What is being asked: Of the lines below, how many hold the string "JSON"? Give only the number.

The input:
.....

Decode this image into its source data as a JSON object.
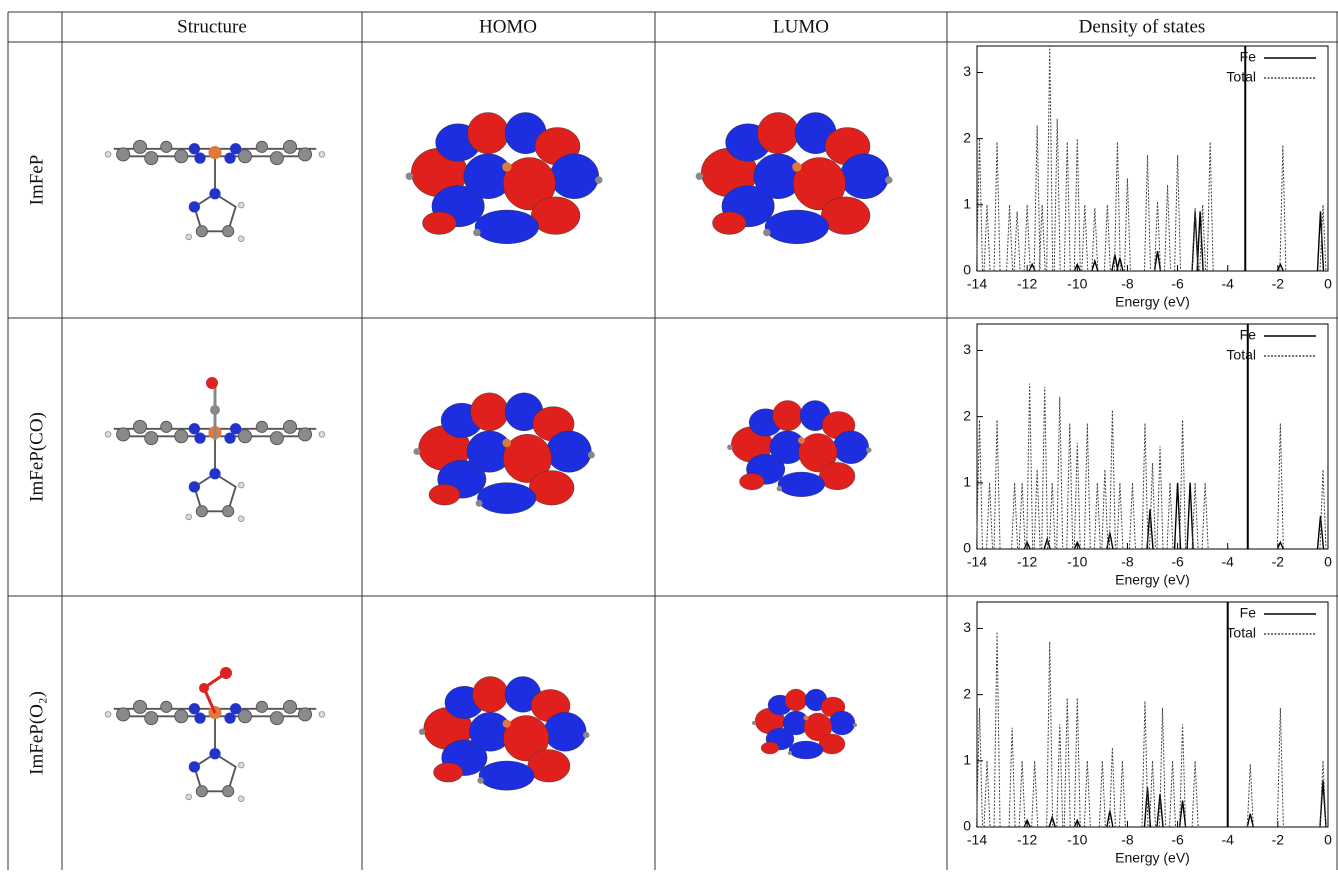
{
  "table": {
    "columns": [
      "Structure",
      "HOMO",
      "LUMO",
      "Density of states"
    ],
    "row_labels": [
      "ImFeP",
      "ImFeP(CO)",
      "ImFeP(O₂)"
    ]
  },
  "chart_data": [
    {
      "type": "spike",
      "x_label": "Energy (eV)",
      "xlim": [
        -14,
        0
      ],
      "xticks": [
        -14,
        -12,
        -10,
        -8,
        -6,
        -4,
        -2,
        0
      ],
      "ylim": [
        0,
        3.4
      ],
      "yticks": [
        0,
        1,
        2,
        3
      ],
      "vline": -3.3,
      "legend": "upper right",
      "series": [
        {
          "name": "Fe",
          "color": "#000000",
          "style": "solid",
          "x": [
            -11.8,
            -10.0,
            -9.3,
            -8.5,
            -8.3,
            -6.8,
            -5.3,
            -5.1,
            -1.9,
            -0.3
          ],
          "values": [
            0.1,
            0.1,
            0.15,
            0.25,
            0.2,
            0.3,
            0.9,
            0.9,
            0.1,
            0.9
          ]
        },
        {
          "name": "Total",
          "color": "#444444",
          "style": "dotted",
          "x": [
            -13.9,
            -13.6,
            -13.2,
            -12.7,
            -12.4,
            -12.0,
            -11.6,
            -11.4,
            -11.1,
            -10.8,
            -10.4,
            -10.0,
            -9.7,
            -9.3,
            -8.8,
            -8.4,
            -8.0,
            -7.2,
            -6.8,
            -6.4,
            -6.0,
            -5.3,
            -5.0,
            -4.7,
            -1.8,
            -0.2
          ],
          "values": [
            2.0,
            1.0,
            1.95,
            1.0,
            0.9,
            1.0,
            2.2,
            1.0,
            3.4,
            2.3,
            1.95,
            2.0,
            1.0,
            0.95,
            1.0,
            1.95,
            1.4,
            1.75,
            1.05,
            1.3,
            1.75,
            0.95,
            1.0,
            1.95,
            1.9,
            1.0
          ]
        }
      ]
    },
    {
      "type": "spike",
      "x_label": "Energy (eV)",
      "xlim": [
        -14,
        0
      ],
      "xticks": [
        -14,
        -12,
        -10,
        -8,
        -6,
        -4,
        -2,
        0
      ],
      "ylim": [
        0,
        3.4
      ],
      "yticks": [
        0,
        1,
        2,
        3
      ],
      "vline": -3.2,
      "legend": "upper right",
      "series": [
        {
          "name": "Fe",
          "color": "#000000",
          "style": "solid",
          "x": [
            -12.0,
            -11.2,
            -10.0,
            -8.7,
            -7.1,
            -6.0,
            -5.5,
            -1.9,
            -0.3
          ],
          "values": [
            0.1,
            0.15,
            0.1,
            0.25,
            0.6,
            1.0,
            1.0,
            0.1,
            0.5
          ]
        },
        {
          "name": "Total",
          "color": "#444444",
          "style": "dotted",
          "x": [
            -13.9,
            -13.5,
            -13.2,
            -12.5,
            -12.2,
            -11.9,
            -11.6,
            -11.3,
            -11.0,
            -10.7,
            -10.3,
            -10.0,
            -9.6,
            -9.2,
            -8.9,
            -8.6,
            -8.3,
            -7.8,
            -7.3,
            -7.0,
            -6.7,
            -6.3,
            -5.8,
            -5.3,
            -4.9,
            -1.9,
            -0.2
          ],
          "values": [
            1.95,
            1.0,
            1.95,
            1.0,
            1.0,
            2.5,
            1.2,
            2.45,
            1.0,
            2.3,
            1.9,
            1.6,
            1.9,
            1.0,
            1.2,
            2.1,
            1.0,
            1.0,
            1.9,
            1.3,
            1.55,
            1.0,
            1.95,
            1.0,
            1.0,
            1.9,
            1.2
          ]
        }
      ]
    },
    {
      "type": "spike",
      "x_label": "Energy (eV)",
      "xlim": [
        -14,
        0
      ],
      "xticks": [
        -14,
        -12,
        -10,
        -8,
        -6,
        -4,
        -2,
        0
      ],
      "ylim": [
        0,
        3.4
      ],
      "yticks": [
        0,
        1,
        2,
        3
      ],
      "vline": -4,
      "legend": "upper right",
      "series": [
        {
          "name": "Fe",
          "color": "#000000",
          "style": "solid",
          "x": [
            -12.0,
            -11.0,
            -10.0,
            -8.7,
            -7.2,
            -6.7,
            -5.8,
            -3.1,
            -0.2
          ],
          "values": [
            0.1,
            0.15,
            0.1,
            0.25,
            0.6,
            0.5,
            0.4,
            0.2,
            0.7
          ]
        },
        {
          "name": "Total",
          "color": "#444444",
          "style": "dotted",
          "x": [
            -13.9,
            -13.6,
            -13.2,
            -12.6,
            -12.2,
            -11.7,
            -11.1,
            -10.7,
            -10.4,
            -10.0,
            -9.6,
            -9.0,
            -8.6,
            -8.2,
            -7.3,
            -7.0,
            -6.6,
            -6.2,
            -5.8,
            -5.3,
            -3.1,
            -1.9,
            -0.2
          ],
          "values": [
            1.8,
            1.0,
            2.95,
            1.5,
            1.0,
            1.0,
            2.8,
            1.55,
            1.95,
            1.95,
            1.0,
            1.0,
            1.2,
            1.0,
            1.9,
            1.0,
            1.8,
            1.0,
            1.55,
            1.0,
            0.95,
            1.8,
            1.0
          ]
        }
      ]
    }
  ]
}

.....

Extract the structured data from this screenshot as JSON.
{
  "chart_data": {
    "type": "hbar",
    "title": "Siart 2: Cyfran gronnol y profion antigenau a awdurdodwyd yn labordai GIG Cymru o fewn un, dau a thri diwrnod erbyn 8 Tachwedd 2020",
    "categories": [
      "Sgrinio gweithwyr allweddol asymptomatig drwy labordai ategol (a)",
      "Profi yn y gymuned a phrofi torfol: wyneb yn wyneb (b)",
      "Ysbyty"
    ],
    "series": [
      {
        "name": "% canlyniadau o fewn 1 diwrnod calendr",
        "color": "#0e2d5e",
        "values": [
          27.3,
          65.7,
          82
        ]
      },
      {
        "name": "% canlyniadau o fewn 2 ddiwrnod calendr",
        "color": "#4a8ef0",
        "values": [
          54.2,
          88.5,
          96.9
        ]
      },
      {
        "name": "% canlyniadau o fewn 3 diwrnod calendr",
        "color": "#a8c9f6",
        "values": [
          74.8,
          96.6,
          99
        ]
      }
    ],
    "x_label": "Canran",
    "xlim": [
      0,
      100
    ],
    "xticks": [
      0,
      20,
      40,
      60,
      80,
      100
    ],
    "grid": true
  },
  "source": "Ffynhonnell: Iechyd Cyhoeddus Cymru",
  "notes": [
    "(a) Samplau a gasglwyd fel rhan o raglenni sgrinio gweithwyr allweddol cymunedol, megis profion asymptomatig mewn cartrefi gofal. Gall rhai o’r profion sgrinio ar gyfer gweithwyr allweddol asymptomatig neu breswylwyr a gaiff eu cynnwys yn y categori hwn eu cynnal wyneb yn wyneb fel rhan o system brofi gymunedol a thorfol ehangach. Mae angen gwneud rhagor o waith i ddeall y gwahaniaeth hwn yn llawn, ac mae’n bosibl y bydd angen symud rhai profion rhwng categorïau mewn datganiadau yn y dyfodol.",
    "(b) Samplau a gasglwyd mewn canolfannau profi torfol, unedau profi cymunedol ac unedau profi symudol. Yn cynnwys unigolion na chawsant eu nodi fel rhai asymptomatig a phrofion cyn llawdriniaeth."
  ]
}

.....

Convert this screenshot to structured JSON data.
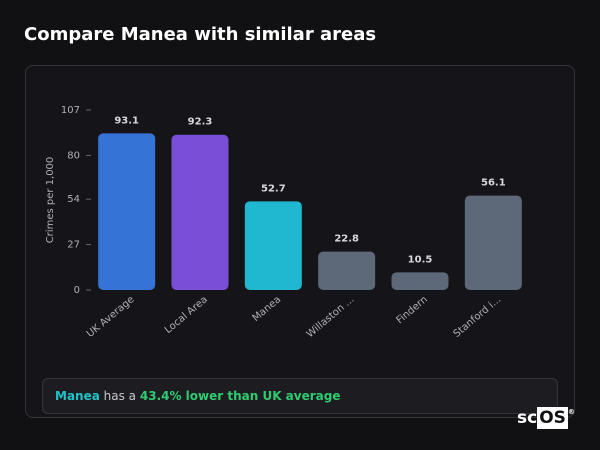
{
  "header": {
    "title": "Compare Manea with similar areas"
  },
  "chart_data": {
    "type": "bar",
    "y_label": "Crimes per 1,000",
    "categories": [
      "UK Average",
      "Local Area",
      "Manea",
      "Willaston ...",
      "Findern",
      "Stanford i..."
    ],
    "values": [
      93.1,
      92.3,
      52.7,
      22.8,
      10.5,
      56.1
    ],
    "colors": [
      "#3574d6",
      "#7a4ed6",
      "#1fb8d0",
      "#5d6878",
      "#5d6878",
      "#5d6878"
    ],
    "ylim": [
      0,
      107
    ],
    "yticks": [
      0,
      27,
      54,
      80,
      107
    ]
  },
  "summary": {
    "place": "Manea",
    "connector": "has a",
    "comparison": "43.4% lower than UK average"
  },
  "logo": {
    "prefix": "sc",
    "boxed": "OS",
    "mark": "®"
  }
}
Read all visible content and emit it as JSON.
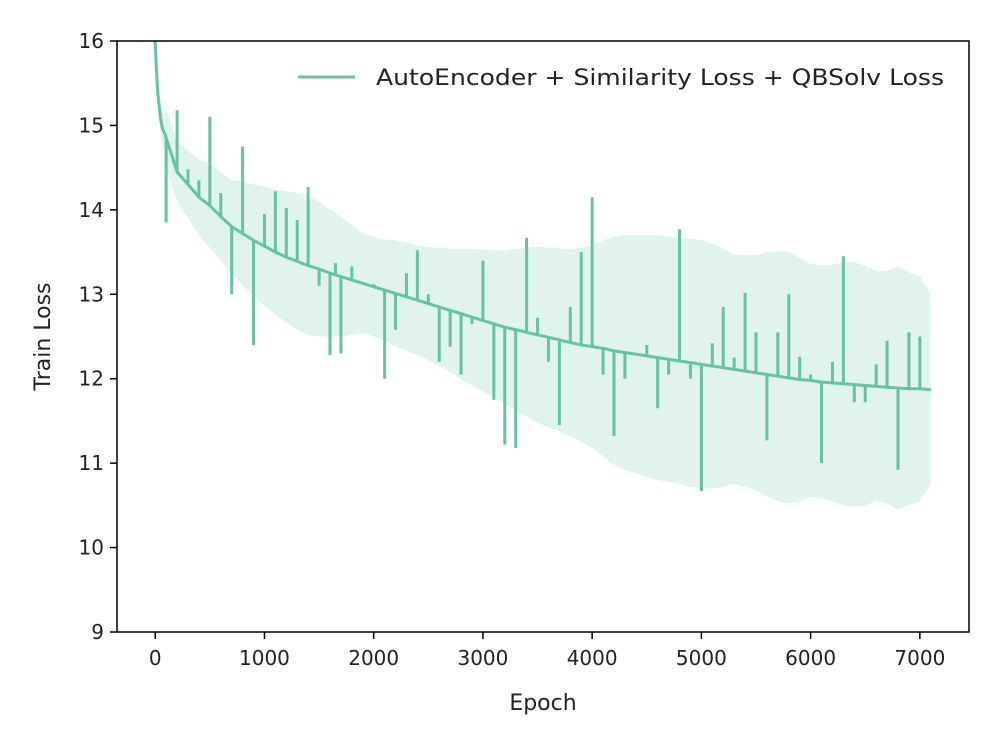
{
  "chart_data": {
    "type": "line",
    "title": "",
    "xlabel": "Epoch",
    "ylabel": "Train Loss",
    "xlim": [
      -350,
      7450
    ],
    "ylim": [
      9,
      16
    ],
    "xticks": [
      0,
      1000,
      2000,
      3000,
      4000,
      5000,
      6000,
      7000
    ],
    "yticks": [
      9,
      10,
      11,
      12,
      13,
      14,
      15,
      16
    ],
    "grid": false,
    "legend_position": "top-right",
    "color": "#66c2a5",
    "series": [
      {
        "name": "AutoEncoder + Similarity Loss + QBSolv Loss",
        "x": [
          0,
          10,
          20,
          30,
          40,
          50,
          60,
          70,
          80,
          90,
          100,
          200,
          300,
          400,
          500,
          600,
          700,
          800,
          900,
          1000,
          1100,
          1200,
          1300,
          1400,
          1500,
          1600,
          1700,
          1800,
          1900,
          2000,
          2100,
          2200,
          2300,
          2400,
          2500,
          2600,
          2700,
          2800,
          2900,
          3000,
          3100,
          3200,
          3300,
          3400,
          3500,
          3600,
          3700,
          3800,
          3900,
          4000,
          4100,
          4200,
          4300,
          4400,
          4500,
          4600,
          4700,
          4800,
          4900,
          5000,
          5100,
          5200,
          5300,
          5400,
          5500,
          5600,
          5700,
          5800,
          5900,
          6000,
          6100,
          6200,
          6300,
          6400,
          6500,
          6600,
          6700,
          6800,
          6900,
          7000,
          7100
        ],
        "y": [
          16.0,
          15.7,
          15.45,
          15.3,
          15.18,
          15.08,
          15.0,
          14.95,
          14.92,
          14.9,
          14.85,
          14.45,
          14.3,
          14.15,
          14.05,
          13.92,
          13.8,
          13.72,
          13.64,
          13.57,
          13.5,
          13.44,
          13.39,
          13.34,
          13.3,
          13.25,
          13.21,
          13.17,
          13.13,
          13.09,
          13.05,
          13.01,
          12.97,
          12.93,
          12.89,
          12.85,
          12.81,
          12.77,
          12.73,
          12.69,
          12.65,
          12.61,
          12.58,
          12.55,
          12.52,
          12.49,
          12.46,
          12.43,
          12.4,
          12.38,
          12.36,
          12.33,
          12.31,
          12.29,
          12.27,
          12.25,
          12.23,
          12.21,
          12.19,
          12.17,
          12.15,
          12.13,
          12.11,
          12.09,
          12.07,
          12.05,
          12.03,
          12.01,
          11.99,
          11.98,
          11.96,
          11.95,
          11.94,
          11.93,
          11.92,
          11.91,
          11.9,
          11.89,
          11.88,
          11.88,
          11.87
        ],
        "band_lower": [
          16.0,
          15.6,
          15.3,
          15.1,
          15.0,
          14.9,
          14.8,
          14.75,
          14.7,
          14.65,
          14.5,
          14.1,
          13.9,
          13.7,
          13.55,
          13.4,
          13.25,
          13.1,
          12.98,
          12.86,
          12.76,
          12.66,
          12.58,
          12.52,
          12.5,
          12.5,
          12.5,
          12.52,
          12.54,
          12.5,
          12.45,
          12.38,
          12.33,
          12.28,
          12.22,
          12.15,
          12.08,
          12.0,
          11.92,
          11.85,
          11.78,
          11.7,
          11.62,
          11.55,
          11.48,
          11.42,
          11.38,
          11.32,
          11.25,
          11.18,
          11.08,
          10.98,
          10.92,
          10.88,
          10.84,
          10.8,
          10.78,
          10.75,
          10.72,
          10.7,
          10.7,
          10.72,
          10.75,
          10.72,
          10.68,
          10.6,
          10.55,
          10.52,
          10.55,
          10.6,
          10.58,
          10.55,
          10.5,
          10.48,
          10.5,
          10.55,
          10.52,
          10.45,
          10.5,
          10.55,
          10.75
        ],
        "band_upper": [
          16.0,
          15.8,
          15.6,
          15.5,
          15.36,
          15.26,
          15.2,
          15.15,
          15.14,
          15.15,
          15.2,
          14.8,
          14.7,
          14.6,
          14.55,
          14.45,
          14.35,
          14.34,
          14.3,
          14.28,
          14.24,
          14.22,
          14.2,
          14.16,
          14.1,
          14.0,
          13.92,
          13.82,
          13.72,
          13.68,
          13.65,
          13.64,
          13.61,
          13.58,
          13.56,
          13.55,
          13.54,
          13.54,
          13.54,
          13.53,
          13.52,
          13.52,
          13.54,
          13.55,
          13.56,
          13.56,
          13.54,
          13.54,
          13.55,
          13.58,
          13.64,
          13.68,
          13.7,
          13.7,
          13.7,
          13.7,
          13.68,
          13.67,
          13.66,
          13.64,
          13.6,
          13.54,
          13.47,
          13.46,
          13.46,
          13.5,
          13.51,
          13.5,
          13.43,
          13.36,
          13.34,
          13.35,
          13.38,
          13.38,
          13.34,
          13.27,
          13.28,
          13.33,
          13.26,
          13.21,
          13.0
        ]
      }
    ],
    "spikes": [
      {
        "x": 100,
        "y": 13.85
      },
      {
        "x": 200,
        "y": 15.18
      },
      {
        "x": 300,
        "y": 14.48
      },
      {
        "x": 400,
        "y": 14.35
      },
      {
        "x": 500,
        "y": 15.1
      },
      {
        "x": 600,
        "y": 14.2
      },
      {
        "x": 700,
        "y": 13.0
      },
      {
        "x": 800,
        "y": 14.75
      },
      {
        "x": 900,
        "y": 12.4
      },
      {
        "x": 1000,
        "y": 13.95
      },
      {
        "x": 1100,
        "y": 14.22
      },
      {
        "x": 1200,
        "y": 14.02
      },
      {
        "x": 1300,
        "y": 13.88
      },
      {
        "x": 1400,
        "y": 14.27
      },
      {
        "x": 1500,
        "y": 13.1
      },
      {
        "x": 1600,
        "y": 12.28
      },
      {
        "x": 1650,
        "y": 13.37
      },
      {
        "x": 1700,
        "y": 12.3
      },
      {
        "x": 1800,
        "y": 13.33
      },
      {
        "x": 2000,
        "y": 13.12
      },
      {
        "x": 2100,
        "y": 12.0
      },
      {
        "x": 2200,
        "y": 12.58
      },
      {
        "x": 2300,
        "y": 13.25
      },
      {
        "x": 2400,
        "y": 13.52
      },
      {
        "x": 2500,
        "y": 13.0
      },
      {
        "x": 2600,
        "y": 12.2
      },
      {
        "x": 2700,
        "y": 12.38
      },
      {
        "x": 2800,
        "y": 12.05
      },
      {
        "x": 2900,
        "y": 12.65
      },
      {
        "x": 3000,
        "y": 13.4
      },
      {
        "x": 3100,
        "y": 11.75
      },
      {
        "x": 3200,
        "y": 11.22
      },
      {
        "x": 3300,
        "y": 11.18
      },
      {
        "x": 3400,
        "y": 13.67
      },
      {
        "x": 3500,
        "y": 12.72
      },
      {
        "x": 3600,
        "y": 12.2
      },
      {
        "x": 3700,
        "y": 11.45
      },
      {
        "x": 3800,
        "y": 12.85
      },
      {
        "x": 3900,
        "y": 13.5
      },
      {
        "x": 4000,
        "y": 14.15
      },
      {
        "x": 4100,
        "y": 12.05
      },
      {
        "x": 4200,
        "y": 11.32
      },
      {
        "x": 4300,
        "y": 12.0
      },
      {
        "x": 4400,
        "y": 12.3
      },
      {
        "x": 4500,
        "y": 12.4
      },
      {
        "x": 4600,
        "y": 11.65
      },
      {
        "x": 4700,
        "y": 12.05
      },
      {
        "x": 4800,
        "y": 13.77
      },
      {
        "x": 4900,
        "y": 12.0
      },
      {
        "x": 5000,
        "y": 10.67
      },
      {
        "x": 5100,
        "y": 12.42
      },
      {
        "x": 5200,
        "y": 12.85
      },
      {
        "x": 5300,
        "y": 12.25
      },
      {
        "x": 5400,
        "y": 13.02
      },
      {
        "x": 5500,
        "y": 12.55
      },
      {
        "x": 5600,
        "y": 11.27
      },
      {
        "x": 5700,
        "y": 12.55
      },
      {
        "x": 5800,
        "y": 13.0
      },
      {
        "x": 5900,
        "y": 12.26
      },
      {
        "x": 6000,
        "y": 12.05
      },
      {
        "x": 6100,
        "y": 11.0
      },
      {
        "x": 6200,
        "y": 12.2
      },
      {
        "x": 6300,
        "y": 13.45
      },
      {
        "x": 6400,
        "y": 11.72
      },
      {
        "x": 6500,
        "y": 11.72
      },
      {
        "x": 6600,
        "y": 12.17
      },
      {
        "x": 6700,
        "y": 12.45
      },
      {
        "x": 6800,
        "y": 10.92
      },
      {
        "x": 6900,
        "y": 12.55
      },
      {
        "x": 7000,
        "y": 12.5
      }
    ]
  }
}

.....

Result for this task: 4